● Texto:

Apatía

De vez en cuando me atrae la apatía global. Dejo de hacer todo. Es como una depresión crónica que me asalta cuando siento que no estoy avanzando, entonces como me imagino que funciona el complejo mecanismo psicológico es que al pararme sin hacer nada y dejar que se me junten todas las cosas y hacerlas hasta que definitivamente es tarde, entonces caigo en cuenta de los problemas que puede acarrear mi apatía.

Ayer no fui a trabajar y no hice tres trabajos que tengo que entregar hoy. Uno de ellos definitivamente importante. Le quedé mal a un cuate de la universidad que me prestó sus copias y ahora no se como me voy a disculpar y a la niña desconocida todavía no la he invitado a un café.

Hace años que no escribo un cuento de ciencia ficción. Lo último que he escrito es realidad torcida. Ciencia ficción o fantasía… ya tiene rato que no visito naves espaciales, brujería negra élfica de esa escondida en los ancestros, el planeta de los mutantes donde reinaba Painus Lyco. Tal vez con la ciencia ficción no tenga problemas, porque cada vez que me siento a escribir fantasía, mi cerebro hace click automáticamente y dice: Maldición, no he terminado el Poder Gris. (Pata! Help me!)

Y… por ahí leí un dejastes y llevastes, el cual hace que mi cerebro tenga un impulso de decir algo a la persona que lo hizo… lo mal escrito que está obviamente, es “Dejaste y llevaste”. ¿Pero a mí quién carajos me hizo policía del lenguaje? Además, no suelo hacerlo cuando es la expresión espontánea de sentimientos. En esos casos, a lo que menos le prestas atención es al lenguaje.

Si no me creen, pregúntenle a aquel niño que le dice “quieres ser mi novia” a una niña por primera vez.

● Datos:
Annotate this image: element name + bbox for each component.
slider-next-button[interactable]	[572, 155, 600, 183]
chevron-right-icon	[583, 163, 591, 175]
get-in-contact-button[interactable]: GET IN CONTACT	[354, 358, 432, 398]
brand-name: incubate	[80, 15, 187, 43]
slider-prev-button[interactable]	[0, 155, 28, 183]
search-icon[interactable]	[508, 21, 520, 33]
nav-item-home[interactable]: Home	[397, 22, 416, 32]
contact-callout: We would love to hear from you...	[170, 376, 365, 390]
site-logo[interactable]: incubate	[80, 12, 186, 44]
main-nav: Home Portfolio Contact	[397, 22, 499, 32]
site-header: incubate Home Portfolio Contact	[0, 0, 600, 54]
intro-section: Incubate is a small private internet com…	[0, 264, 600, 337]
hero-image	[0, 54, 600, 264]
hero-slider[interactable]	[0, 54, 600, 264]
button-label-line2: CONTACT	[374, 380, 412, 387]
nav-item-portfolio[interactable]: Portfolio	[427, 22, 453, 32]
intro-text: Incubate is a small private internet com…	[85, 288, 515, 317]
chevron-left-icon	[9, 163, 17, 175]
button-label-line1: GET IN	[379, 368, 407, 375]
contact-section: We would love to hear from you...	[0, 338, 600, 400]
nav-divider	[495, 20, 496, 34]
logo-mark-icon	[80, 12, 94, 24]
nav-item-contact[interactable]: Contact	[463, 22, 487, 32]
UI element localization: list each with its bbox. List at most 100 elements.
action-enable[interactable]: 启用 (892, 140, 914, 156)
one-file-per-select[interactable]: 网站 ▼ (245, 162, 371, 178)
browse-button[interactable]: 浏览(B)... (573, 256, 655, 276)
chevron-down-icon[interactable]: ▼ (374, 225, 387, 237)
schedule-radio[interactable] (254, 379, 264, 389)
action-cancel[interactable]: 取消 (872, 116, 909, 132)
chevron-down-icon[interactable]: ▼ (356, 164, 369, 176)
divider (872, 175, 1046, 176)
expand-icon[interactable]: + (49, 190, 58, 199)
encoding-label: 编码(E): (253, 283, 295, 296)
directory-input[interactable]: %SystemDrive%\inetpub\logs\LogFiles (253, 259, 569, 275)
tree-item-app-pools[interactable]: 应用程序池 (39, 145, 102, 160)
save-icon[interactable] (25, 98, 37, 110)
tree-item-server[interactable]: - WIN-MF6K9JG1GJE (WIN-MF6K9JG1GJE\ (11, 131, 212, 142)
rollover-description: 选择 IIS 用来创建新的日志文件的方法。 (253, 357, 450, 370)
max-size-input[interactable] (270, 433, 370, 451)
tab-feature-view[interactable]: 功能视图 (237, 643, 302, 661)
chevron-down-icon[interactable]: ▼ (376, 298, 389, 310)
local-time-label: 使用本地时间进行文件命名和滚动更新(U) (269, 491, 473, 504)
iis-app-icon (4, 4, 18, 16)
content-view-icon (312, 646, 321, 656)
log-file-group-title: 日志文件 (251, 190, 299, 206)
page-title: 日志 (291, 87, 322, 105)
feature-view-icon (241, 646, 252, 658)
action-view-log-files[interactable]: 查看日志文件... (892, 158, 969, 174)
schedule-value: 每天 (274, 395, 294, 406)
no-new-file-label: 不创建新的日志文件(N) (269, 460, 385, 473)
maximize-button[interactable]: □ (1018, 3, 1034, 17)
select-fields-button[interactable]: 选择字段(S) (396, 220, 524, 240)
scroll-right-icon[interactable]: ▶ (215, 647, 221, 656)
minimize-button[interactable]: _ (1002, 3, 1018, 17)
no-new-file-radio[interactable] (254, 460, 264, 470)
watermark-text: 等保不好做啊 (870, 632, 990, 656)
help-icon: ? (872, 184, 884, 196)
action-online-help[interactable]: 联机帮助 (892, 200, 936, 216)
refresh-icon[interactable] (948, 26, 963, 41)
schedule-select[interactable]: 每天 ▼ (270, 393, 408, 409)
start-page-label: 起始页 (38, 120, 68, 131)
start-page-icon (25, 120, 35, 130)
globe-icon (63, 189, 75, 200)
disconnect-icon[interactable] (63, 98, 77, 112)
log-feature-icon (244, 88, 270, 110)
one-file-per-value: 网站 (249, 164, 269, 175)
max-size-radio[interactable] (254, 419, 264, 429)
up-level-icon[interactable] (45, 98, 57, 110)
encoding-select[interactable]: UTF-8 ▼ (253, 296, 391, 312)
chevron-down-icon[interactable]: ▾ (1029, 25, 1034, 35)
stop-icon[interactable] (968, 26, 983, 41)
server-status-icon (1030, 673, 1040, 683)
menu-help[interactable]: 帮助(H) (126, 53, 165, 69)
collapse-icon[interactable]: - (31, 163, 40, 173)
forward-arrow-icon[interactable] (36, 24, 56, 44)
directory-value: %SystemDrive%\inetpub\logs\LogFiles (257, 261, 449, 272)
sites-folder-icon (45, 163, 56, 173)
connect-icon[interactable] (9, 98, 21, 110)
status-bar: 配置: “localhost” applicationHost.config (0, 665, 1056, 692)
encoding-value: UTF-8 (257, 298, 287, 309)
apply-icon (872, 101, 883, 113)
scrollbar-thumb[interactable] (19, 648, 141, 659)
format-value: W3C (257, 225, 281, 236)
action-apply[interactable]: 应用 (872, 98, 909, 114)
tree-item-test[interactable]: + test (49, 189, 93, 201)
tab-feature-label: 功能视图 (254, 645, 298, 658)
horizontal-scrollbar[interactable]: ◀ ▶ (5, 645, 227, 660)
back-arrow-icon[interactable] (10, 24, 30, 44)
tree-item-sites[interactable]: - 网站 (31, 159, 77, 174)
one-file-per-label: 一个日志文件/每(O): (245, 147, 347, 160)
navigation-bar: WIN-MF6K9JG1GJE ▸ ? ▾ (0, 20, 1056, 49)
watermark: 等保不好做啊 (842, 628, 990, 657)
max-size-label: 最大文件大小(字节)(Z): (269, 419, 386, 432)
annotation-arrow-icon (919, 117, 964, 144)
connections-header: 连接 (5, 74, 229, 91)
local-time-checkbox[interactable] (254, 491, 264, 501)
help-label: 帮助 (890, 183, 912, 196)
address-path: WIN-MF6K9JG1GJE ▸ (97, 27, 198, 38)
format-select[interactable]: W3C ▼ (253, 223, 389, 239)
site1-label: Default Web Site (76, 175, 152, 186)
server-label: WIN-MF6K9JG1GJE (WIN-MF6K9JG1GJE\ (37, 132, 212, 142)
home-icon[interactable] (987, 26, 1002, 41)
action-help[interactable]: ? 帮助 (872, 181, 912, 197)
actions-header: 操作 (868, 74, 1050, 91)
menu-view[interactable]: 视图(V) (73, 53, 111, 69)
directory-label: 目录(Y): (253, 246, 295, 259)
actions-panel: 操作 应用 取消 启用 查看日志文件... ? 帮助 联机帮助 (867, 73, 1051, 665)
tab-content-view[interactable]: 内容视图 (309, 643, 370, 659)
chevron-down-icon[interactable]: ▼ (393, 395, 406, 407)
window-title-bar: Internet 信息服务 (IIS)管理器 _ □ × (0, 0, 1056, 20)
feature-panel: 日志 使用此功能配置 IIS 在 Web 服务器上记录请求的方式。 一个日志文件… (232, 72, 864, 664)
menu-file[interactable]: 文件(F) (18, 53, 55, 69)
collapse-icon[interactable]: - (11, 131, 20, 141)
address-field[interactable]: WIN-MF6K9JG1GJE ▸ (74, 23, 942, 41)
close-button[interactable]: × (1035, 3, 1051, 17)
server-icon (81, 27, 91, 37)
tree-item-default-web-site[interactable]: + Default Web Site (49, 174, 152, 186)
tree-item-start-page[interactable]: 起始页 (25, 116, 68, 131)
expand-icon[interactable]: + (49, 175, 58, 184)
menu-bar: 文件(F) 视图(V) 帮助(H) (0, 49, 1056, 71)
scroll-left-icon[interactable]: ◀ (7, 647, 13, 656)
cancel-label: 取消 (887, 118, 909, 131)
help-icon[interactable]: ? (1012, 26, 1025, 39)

● Tarea asignada 1:
En el texto sobre la apatía, ¿por qué quien escribe cree que tal vez no tendría problemas con la ciencia ficción? Responda en una o dos oraciones.
● Tarea asignada 2:
Enumere todo lo que, según el párrafo del texto sobre la apatía que comienza con "Ayer no fui a trabajar", quien escribe dejó sin hacer o hizo mal.

● Respuesta 1:
Cada vez que se sienta a escribir fantasía, su cerebro reacciona automáticamente y le recuerda que no ha terminado el Poder Gris. Con la ciencia ficción no menciona ese obstáculo.

● Respuesta 2:
- No fue a trabajar ayer.
- No hizo tres trabajos que tiene que entregar hoy, uno de ellos importante.
- Le quedó mal a un cuate de la universidad que le prestó sus copias.
- Todavía no ha invitado a un café a la niña desconocida.